• _LIST OF TASKS_
1: In the Haskell type-class discussion, what does implementing the Ord type class let you use?
2: Continue the Haskell type-class discussion from its last sentence.

• _QUOTED PASSAGE_
Basically, you get a wide variety of standard functions "lifted" to use your new type as soon as you make it a Monad instance. It also becomes trivial (but alas not automatic) to make it a Functor and Applicative as well.
However, these are all "symptoms" of a more general idea. You can write interesting, nontrivial code that applies to all monads. You might find some of the functions you wrote for your type--which are useful in your particular case, for whatever reason--can be generalized to all monads. Now you can suddenly take your function and use it on parsers, and lists, and maybes and...
* As Daniel Fischer helpfully pointed out, guard requires MonadPlus rather than Monad.
Functors are not very interesting by themselves, but they are a necessary stepping stone to get into applicative functors and Traversables.
The main property which makes applicative functors useful is that you can use fmap with the applicative operator <*> to "lift" any function of any arity to work with applicative values. I.e. you can turn any a -> b -> c -> d into Applicative f => f a -> f b -> f c -> f d. You can also take a look at Data.Traversable and Data.Foldable which contain several general purpose functions that involve applicative functors.
Alternative is a specialized applicative functor which supports choice between alternatives that can "fail" (the exact meaning of "empty" depends in the applicative instance). Applicative parsers are one practical example where the definitions of some and many are very intuitive (e.g. match some pattern zero-or-more times or one-or-more times).
Monads are one of the most interesting and useful type-classes, but they are already well covered by the other answers.
Monoid is another type-class that is both simple and immediately useful. It basically defines a way to add two pieces of data together, which then gives you a generic concat as well as functionality in the aforementioned Foldable module and it also enables you to use the Writer monad with the data type.
There are many of the standard functions in haskell that require that their arguments implement one or more type-classes. Doing so in your code allows other developers (or yourself) to use your data in ways they are already familiar with, without having to write additional functions.
As an example, implementing the Ord type-class will allow you to use things like sort, min, max, etc. Where otherwise, you would need sortBy and the like.

[Page segmentation data]
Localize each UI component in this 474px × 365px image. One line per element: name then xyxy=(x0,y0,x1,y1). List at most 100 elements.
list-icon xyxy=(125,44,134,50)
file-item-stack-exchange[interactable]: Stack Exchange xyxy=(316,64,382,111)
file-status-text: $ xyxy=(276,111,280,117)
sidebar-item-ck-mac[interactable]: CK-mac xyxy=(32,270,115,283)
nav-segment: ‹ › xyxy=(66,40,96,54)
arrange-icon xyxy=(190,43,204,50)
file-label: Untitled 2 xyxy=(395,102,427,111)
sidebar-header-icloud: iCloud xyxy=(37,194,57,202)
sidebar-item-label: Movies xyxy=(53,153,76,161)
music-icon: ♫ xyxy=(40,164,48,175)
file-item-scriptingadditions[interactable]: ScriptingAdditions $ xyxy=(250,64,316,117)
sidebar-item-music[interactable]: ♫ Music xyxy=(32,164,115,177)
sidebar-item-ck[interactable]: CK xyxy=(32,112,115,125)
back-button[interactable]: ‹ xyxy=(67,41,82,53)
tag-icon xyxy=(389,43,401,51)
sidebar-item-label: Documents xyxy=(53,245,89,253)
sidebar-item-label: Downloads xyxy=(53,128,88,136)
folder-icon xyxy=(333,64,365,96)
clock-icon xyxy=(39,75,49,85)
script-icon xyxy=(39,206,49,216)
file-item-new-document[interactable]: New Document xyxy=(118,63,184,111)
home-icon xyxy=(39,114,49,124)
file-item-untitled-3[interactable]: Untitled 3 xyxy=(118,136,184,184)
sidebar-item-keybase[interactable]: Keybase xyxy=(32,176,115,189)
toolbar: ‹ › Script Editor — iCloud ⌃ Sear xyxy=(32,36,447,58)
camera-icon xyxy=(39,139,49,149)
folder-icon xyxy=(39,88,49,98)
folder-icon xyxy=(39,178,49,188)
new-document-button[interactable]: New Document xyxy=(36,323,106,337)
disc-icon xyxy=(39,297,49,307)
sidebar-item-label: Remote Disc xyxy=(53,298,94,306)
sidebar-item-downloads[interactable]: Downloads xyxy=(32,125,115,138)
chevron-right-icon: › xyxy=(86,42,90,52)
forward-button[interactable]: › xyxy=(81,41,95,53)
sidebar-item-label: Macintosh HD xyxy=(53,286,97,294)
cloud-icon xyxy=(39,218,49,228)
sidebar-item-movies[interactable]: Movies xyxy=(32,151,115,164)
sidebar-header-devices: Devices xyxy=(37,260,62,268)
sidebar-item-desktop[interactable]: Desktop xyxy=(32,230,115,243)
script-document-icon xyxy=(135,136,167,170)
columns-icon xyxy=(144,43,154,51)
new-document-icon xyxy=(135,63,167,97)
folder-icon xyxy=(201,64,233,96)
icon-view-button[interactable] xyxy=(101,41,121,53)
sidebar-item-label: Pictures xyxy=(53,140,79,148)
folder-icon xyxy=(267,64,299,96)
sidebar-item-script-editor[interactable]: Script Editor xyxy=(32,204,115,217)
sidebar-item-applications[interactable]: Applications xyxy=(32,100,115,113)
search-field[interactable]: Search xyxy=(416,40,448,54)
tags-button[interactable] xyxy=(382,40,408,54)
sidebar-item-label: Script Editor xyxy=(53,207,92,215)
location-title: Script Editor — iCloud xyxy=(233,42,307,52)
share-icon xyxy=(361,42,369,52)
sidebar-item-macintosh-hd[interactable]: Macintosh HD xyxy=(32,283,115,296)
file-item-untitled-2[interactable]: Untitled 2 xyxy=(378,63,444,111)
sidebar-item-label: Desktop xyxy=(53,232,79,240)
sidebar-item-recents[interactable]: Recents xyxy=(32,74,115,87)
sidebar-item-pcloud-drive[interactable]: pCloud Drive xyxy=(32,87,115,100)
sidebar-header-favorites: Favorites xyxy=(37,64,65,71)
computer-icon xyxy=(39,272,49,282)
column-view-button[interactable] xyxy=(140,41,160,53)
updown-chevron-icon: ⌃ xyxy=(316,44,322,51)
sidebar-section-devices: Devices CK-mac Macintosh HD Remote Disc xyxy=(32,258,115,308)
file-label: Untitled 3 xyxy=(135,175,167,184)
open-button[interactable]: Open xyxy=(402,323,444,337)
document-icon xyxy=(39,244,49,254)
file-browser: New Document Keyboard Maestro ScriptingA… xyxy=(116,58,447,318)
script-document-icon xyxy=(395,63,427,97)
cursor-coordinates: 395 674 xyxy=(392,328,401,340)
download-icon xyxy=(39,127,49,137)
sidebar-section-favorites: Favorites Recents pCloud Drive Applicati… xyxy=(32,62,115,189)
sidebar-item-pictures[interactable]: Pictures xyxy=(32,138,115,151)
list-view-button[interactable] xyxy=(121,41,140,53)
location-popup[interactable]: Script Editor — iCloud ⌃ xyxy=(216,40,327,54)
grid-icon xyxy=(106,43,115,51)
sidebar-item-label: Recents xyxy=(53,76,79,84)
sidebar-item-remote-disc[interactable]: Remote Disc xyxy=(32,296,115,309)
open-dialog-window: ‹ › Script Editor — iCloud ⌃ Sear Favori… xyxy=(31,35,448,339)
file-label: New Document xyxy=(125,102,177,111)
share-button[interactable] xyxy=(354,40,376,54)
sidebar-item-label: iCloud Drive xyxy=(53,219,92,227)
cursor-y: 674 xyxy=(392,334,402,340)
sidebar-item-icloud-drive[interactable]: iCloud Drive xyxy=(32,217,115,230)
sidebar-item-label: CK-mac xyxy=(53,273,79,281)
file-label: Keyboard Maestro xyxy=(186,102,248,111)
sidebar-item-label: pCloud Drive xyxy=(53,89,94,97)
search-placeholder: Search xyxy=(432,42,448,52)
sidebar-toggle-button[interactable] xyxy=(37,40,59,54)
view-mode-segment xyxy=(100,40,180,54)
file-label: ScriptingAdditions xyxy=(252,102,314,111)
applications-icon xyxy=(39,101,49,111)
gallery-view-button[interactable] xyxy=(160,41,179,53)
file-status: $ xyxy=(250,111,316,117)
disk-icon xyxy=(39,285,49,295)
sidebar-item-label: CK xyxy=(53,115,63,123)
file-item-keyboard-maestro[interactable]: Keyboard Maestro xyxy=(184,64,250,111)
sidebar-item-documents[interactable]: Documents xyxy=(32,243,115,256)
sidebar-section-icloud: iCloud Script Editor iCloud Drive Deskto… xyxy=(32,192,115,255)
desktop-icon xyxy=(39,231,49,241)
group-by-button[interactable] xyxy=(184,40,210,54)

• _ANSWERS BY ITEM NUMBER_
1: It lets you use functions like sort, min and max, where you would otherwise need sortBy and the like.

2:
Yes, it means that implementing the type class Foo gives you all the other functions that have a Foo constraint "for free".
The Functor type class isn't too interesting in that regard, as it doesn't give you a lot.
A better example is monads and the functions in the Control.Monad module. Once you've defined the two Monad functions (>>=) and return for your type, you get another thirty or so functions that can then be used on your type.
Some of the more useful ones include: mapM, sequence, forever, join, foldM, filterM, replicateM, when, unless and liftM. These show up all the time in Haskell code.
As others have said, Functor itself doesn't actually get you much for free. Basically, the more high-level or general a typeclass is (meaning the more things fit that description), then the less "free" functionality you are going to get. So for example, Functor, and Monoid don't provide you with much, but Monad and Arrow provide you with a lot of useful functions for free.
In Haskell, it's still a good idea to write an instance for Functor and Monoid though (if your data type is indeed a functor or a monoid), because we almost always try to use the most general interface possible when writing functions. If you are writing a new function that can get away with only using fmap to operate on your data type, then there is no reason to artificially restrict that function to to Monads or Applicatives, since it might be useful later for other things.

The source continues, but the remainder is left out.